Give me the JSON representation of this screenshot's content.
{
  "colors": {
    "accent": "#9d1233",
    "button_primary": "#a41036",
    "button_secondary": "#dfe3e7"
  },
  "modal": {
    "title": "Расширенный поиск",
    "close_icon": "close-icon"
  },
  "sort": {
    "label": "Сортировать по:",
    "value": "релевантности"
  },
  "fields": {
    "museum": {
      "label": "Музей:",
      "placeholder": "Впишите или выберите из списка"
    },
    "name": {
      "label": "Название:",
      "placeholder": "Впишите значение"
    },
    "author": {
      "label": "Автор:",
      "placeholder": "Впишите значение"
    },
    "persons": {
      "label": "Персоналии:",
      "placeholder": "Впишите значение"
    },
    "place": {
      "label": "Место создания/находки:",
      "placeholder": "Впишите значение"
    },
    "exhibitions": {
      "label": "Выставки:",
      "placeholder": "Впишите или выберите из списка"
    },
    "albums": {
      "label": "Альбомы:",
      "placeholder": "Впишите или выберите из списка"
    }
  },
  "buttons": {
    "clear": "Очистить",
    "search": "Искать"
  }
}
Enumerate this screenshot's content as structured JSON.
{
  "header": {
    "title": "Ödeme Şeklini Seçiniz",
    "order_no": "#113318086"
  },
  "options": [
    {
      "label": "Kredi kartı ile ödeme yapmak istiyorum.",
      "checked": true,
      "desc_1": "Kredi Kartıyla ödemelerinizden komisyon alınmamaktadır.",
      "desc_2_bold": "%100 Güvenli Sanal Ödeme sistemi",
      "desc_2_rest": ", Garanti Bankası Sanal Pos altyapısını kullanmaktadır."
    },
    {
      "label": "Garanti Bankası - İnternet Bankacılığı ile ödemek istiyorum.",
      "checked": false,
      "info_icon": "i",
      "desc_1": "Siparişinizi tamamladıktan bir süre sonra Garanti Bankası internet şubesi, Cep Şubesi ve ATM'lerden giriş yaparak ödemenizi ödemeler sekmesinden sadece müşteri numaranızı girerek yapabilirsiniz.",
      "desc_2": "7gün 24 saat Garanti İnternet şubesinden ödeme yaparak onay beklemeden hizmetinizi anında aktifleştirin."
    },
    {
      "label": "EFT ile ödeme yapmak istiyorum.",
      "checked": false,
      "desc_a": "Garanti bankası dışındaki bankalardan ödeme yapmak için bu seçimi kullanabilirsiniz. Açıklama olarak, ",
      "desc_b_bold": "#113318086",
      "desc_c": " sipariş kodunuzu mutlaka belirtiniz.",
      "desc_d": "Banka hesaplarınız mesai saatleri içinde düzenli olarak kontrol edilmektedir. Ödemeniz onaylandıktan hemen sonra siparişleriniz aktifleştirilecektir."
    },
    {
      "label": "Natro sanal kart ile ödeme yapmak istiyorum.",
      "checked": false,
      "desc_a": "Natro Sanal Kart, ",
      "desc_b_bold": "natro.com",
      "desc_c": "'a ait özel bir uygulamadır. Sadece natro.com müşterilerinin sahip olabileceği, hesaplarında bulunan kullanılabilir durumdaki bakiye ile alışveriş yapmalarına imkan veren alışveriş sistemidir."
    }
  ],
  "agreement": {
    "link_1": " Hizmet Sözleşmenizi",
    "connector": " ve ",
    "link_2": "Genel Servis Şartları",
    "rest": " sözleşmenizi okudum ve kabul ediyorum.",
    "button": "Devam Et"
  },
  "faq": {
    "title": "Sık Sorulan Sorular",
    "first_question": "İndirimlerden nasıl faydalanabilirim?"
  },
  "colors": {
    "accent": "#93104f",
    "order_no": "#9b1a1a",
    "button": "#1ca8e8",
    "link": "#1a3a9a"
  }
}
______
Return all of the data word for word.

Give me the JSON representation of this screenshot's content.
{
  "colors": {
    "accent": "#9d1233",
    "button_primary": "#a41036",
    "button_secondary": "#dfe3e7"
  },
  "modal": {
    "title": "Расширенный поиск",
    "close_icon": "close-icon"
  },
  "sort": {
    "label": "Сортировать по:",
    "value": "релевантности"
  },
  "fields": {
    "museum": {
      "label": "Музей:",
      "placeholder": "Впишите или выберите из списка"
    },
    "name": {
      "label": "Название:",
      "placeholder": "Впишите значение"
    },
    "author": {
      "label": "Автор:",
      "placeholder": "Впишите значение"
    },
    "persons": {
      "label": "Персоналии:",
      "placeholder": "Впишите значение"
    },
    "place": {
      "label": "Место создания/находки:",
      "placeholder": "Впишите значение"
    },
    "exhibitions": {
      "label": "Выставки:",
      "placeholder": "Впишите или выберите из списка"
    },
    "albums": {
      "label": "Альбомы:",
      "placeholder": "Впишите или выберите из списка"
    }
  },
  "buttons": {
    "clear": "Очистить",
    "search": "Искать"
  }
}
Enumerate this screenshot's content as structured JSON.
{
  "header": {
    "title": "Ödeme Şeklini Seçiniz",
    "order_no": "#113318086"
  },
  "options": [
    {
      "label": "Kredi kartı ile ödeme yapmak istiyorum.",
      "checked": true,
      "desc_1": "Kredi Kartıyla ödemelerinizden komisyon alınmamaktadır.",
      "desc_2_bold": "%100 Güvenli Sanal Ödeme sistemi",
      "desc_2_rest": ", Garanti Bankası Sanal Pos altyapısını kullanmaktadır."
    },
    {
      "label": "Garanti Bankası - İnternet Bankacılığı ile ödemek istiyorum.",
      "checked": false,
      "info_icon": "i",
      "desc_1": "Siparişinizi tamamladıktan bir süre sonra Garanti Bankası internet şubesi, Cep Şubesi ve ATM'lerden giriş yaparak ödemenizi ödemeler sekmesinden sadece müşteri numaranızı girerek yapabilirsiniz.",
      "desc_2": "7gün 24 saat Garanti İnternet şubesinden ödeme yaparak onay beklemeden hizmetinizi anında aktifleştirin."
    },
    {
      "label": "EFT ile ödeme yapmak istiyorum.",
      "checked": false,
      "desc_a": "Garanti bankası dışındaki bankalardan ödeme yapmak için bu seçimi kullanabilirsiniz. Açıklama olarak, ",
      "desc_b_bold": "#113318086",
      "desc_c": " sipariş kodunuzu mutlaka belirtiniz.",
      "desc_d": "Banka hesaplarınız mesai saatleri içinde düzenli olarak kontrol edilmektedir. Ödemeniz onaylandıktan hemen sonra siparişleriniz aktifleştirilecektir."
    },
    {
      "label": "Natro sanal kart ile ödeme yapmak istiyorum.",
      "checked": false,
      "desc_a": "Natro Sanal Kart, ",
      "desc_b_bold": "natro.com",
      "desc_c": "'a ait özel bir uygulamadır. Sadece natro.com müşterilerinin sahip olabileceği, hesaplarında bulunan kullanılabilir durumdaki bakiye ile alışveriş yapmalarına imkan veren alışveriş sistemidir."
    }
  ],
  "agreement": {
    "link_1": " Hizmet Sözleşmenizi",
    "connector": " ve ",
    "link_2": "Genel Servis Şartları",
    "rest": " sözleşmenizi okudum ve kabul ediyorum.",
    "button": "Devam Et"
  },
  "faq": {
    "title": "Sık Sorulan Sorular",
    "first_question": "İndirimlerden nasıl faydalanabilirim?"
  },
  "colors": {
    "accent": "#93104f",
    "order_no": "#9b1a1a",
    "button": "#1ca8e8",
    "link": "#1a3a9a"
  }
}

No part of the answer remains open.